_Job_
Search the data for the word "title". Reproduce every line where it is found.
* * * * *
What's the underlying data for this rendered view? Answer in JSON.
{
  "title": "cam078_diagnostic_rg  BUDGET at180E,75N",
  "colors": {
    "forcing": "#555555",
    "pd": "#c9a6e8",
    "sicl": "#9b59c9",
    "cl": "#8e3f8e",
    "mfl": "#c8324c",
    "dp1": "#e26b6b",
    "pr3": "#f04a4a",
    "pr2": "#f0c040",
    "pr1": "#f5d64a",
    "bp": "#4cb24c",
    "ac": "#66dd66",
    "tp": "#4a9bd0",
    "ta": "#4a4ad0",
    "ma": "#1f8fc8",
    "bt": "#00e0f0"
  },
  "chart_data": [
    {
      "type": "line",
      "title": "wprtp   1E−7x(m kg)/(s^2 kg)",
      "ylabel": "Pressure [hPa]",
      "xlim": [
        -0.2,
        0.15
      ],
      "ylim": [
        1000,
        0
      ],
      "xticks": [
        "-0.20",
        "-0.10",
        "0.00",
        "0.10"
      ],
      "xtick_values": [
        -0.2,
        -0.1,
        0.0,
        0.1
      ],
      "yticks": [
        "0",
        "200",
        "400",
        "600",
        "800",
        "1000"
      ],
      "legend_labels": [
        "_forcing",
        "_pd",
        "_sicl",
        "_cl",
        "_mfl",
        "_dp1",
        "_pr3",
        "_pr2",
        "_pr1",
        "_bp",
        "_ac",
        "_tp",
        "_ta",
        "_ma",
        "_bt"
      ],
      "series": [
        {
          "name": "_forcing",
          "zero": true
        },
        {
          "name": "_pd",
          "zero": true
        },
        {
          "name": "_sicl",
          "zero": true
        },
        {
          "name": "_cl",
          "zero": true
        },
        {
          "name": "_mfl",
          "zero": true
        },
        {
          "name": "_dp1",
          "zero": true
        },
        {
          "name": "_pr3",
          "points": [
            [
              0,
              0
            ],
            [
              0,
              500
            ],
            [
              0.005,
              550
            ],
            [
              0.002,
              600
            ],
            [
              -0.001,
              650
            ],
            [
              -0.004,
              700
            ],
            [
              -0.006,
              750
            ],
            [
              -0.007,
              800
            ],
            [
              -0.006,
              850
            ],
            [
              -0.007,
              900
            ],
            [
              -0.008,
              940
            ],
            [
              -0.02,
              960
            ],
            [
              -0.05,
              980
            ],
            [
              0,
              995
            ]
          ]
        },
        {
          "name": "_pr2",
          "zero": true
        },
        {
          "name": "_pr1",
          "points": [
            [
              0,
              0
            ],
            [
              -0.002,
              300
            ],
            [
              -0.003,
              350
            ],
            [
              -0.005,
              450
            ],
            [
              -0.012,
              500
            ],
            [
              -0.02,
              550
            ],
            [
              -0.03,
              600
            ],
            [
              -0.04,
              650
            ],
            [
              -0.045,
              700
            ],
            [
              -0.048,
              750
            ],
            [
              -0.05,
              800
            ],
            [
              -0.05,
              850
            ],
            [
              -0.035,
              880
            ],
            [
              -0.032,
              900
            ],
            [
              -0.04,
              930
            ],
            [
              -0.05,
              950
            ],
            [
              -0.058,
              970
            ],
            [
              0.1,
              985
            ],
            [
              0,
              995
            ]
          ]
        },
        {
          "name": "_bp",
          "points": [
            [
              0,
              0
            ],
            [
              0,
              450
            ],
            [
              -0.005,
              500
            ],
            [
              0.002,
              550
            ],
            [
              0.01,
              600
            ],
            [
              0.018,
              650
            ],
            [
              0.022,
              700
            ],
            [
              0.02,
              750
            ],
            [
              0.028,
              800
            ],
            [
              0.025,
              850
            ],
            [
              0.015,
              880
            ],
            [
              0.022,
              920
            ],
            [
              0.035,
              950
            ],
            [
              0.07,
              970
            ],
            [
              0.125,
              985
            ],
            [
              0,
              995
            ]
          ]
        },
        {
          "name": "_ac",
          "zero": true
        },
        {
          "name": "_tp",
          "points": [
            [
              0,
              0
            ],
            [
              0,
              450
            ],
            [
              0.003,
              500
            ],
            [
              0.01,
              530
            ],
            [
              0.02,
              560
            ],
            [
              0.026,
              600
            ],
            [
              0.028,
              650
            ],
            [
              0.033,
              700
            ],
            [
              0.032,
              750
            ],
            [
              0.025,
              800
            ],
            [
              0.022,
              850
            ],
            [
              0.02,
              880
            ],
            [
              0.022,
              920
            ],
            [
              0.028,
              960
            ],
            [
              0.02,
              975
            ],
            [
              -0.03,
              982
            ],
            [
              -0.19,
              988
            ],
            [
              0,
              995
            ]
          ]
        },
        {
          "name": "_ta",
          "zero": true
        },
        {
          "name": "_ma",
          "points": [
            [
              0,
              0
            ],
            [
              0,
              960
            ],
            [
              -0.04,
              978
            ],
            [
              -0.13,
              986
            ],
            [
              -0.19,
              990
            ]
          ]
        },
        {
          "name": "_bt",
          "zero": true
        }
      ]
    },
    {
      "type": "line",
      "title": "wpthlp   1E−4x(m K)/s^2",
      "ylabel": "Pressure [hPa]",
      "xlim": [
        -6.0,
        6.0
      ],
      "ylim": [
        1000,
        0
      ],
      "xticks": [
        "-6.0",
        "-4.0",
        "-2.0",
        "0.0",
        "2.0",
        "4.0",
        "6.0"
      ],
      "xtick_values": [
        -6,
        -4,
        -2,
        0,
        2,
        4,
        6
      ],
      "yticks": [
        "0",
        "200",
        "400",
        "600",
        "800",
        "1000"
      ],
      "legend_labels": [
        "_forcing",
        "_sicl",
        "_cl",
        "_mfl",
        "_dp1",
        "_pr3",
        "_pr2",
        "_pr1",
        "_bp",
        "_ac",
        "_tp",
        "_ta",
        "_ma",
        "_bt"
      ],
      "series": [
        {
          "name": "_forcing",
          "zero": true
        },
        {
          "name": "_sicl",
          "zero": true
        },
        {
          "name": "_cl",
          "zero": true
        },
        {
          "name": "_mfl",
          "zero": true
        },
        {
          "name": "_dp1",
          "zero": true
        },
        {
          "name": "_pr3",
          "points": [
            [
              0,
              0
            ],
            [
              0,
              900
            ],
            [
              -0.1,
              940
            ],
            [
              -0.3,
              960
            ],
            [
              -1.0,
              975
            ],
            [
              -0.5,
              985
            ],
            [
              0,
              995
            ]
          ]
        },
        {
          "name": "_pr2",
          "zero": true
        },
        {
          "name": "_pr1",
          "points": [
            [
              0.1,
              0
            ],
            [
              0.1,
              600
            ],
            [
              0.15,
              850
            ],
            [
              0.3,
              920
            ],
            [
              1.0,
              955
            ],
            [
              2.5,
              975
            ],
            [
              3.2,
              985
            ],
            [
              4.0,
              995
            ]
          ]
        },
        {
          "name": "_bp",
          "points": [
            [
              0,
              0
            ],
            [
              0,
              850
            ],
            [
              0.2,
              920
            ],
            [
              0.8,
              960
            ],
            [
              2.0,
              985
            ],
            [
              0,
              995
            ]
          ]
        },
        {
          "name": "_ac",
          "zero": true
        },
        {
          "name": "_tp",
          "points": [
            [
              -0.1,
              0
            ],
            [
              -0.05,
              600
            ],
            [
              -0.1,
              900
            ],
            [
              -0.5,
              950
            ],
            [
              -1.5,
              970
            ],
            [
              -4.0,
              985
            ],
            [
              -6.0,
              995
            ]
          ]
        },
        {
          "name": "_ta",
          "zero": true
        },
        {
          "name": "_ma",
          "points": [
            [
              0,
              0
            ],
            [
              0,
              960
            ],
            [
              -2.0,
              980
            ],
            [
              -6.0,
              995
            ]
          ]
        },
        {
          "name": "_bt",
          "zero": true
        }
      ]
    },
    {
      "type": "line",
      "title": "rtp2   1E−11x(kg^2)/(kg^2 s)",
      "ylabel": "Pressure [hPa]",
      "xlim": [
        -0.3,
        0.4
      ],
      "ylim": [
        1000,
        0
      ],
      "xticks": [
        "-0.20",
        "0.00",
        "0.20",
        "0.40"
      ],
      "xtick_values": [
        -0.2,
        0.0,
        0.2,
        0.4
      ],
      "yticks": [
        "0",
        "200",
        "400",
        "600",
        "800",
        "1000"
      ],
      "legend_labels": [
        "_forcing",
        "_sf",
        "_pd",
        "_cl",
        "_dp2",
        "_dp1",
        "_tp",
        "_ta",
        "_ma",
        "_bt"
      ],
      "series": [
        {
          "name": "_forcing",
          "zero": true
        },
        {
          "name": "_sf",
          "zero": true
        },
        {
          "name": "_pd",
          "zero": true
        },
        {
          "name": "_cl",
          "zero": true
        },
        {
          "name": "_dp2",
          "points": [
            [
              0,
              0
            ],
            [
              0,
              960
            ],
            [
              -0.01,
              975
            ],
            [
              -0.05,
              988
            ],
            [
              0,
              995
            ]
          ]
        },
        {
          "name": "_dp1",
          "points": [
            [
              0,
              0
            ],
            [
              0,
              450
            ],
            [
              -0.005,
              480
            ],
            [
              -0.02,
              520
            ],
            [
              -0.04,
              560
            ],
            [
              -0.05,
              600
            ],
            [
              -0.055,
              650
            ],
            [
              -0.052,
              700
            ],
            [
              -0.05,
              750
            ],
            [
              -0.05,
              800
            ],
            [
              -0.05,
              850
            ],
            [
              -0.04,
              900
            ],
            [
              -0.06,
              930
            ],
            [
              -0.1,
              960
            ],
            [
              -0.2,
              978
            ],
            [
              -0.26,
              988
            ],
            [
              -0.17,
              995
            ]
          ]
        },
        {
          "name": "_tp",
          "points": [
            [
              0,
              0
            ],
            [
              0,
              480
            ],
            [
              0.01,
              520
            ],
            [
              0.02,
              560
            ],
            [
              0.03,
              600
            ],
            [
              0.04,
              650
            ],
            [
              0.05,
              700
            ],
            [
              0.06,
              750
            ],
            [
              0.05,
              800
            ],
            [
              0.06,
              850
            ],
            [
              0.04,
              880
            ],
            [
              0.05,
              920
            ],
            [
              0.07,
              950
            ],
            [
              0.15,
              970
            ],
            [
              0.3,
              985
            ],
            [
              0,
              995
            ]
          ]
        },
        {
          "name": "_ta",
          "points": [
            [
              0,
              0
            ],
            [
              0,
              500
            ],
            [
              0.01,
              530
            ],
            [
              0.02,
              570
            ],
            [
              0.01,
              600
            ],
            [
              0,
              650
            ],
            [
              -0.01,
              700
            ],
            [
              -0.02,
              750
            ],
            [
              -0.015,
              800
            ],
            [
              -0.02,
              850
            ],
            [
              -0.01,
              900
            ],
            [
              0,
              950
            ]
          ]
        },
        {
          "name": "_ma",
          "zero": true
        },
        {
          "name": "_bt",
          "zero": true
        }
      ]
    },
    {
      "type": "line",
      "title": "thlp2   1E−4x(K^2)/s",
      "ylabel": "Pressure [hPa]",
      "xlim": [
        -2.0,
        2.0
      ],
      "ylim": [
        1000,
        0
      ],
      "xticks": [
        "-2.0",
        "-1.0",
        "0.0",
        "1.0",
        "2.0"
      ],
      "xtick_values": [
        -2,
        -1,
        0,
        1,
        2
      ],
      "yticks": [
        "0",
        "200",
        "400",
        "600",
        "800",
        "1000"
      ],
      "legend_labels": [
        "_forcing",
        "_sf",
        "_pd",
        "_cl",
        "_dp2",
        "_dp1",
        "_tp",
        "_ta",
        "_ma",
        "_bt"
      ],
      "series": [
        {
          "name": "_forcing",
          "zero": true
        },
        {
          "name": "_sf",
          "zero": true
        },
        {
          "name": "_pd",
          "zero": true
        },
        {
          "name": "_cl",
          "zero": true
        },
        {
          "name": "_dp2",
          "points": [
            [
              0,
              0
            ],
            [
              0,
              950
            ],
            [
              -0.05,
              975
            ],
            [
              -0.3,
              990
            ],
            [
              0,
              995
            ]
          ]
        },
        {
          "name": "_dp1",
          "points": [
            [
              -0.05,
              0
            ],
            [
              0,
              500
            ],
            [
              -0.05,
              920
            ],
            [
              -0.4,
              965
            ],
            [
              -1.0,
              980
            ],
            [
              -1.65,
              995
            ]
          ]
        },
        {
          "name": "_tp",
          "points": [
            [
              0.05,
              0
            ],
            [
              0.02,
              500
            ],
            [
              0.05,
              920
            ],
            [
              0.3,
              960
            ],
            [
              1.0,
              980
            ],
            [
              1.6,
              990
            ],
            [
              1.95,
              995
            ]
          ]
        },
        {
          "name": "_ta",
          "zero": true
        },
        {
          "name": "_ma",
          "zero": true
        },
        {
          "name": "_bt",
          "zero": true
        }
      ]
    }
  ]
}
* * * * *
_Result of this task_
  "title": "cam078_diagnostic_rg  BUDGET at180E,75N",
      "title": "wprtp   1E−7x(m kg)/(s^2 kg)",
      "title": "wpthlp   1E−4x(m K)/s^2",
      "title": "rtp2   1E−11x(kg^2)/(kg^2 s)",
      "title": "thlp2   1E−4x(K^2)/s",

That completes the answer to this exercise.